What you are asked to do: Compute how many lines in the entries below contain "τρέφονται", and output nothing but the number.

>> Begin

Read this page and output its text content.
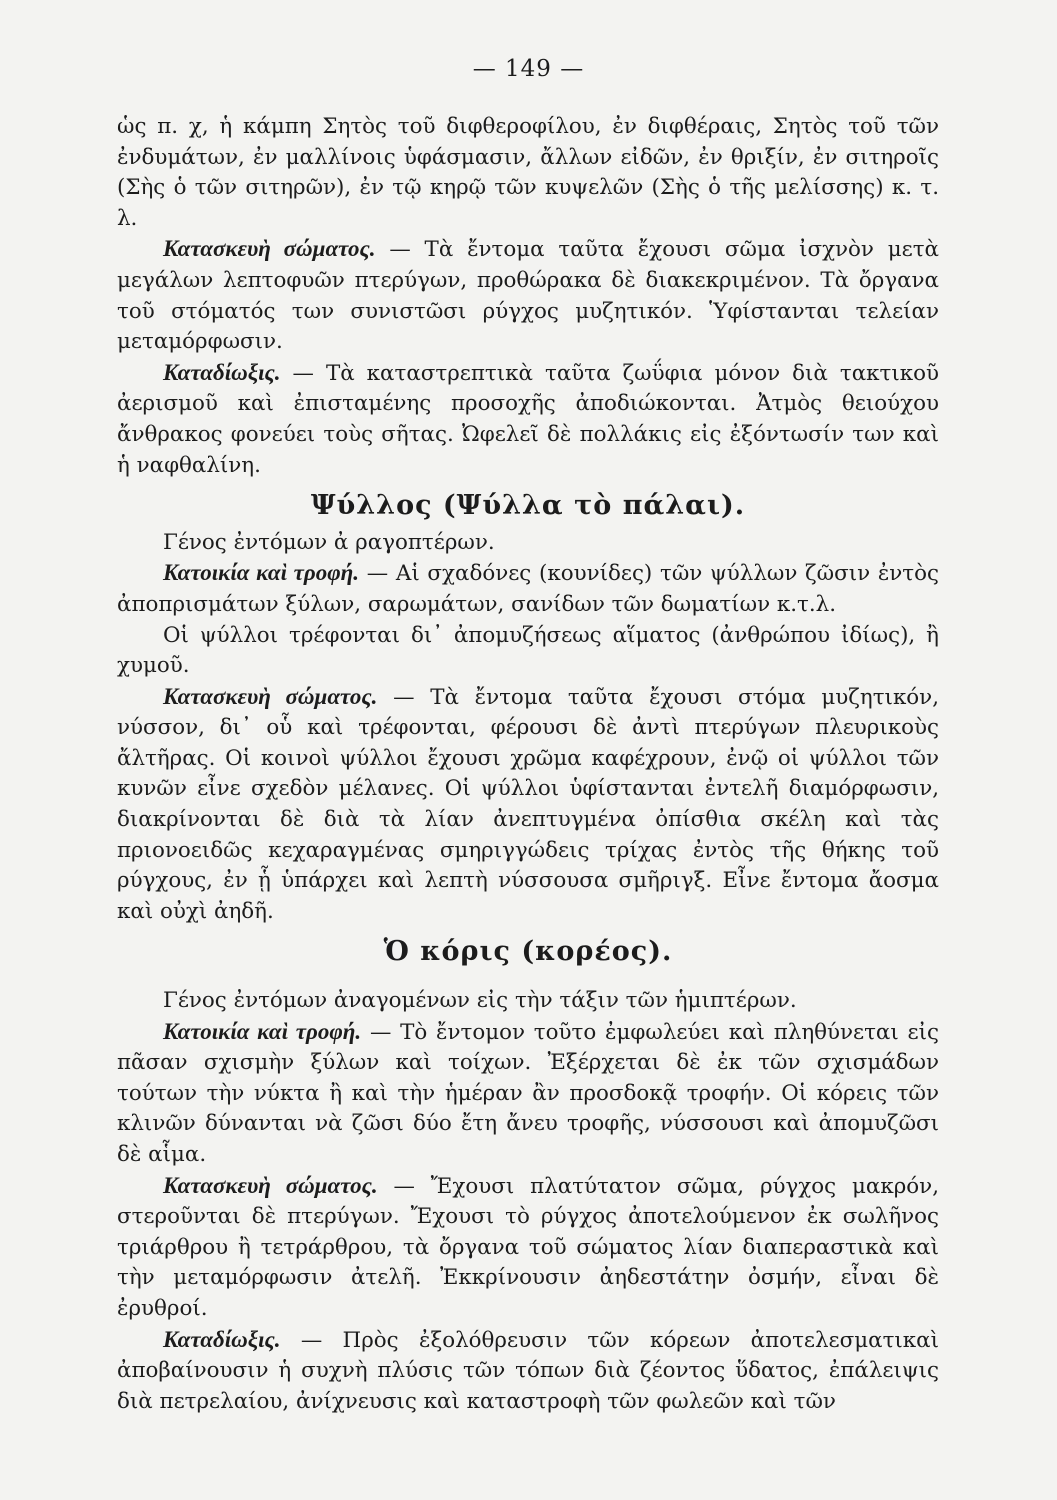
— 149 —

ὡς π. χ, ἡ κάμπη Σητὸς τοῦ διφθεροφίλου, ἐν διφθέραις, Σητὸς τοῦ τῶν ἐνδυμάτων, ἐν μαλλίνοις ὑφάσμασιν, ἄλλων εἰδῶν, ἐν θριξίν, ἐν σιτηροῖς (Σὴς ὁ τῶν σιτηρῶν), ἐν τῷ κηρῷ τῶν κυψελῶν (Σὴς ὁ τῆς μελίσσης) κ. τ. λ.

Κατασκευὴ σώματος. — Τὰ ἔντομα ταῦτα ἔχουσι σῶμα ἰσχνὸν μετὰ μεγάλων λεπτοφυῶν πτερύγων, προθώρακα δὲ διακεκριμένον. Τὰ ὄργανα τοῦ στόματός των συνιστῶσι ρύγχος μυζητικόν. Ὑφίστανται τελείαν μεταμόρφωσιν.

Καταδίωξις. — Τὰ καταστρεπτικὰ ταῦτα ζωΰφια μόνον διὰ τακτικοῦ ἀερισμοῦ καὶ ἐπισταμένης προσοχῆς ἀποδιώκονται. Ἀτμὸς θειούχου ἄνθρακος φονεύει τοὺς σῆτας. Ὠφελεῖ δὲ πολλάκις εἰς ἐξόντωσίν των καὶ ἡ ναφθαλίνη.

Ψύλλος (Ψύλλα τὸ πάλαι).

Γένος ἐντόμων ἀ ραγοπτέρων.

Κατοικία καὶ τροφή. — Αἱ σχαδόνες (κουνίδες) τῶν ψύλλων ζῶσιν ἐντὸς ἀποπρισμάτων ξύλων, σαρωμάτων, σανίδων τῶν δωματίων κ.τ.λ.

Οἱ ψύλλοι τρέφονται δι᾽ ἀπομυζήσεως αἵματος (ἀνθρώπου ἰδίως), ἢ χυμοῦ.

Κατασκευὴ σώματος. — Τὰ ἔντομα ταῦτα ἔχουσι στόμα μυζητικόν, νύσσον, δι᾽ οὗ καὶ τρέφονται, φέρουσι δὲ ἀντὶ πτερύγων πλευρικοὺς ἄλτῆρας. Οἱ κοινοὶ ψύλλοι ἔχουσι χρῶμα καφέχρουν, ἐνῷ οἱ ψύλλοι τῶν κυνῶν εἶνε σχεδὸν μέλανες. Οἱ ψύλλοι ὑφίστανται ἐντελῆ διαμόρφωσιν, διακρίνονται δὲ διὰ τὰ λίαν ἀνεπτυγμένα ὀπίσθια σκέλη καὶ τὰς πριονοειδῶς κεχαραγμένας σμηριγγώδεις τρίχας ἐντὸς τῆς θήκης τοῦ ρύγχους, ἐν ᾗ ὑπάρχει καὶ λεπτὴ νύσσουσα σμῆριγξ. Εἶνε ἔντομα ἄοσμα καὶ οὐχὶ ἀηδῆ.

Ὁ κόρις (κορέος).

Γένος ἐντόμων ἀναγομένων εἰς τὴν τάξιν τῶν ἡμιπτέρων.

Κατοικία καὶ τροφή. — Τὸ ἔντομον τοῦτο ἐμφωλεύει καὶ πληθύνεται εἰς πᾶσαν σχισμὴν ξύλων καὶ τοίχων. Ἐξέρχεται δὲ ἐκ τῶν σχισμάδων τούτων τὴν νύκτα ἢ καὶ τὴν ἡμέραν ἂν προσδοκᾷ τροφήν. Οἱ κόρεις τῶν κλινῶν δύνανται νὰ ζῶσι δύο ἔτη ἄνευ τροφῆς, νύσσουσι καὶ ἀπομυζῶσι δὲ αἷμα.

Κατασκευὴ σώματος. — Ἔχουσι πλατύτατον σῶμα, ρύγχος μακρόν, στεροῦνται δὲ πτερύγων. Ἔχουσι τὸ ρύγχος ἀποτελούμενον ἐκ σωλῆνος τριάρθρου ἢ τετράρθρου, τὰ ὄργανα τοῦ σώματος λίαν διαπεραστικὰ καὶ τὴν μεταμόρφωσιν ἀτελῆ. Ἐκκρίνουσιν ἀηδεστάτην ὀσμήν, εἶναι δὲ ἐρυθροί.

Καταδίωξις. — Πρὸς ἐξολόθρευσιν τῶν κόρεων ἀποτελεσματικαὶ ἀποβαίνουσιν ἡ συχνὴ πλύσις τῶν τόπων διὰ ζέοντος ὕδατος, ἐπάλειψις διὰ πετρελαίου, ἀνίχνευσις καὶ καταστροφὴ τῶν φωλεῶν καὶ τῶν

>> End

Reply to the exercise: 2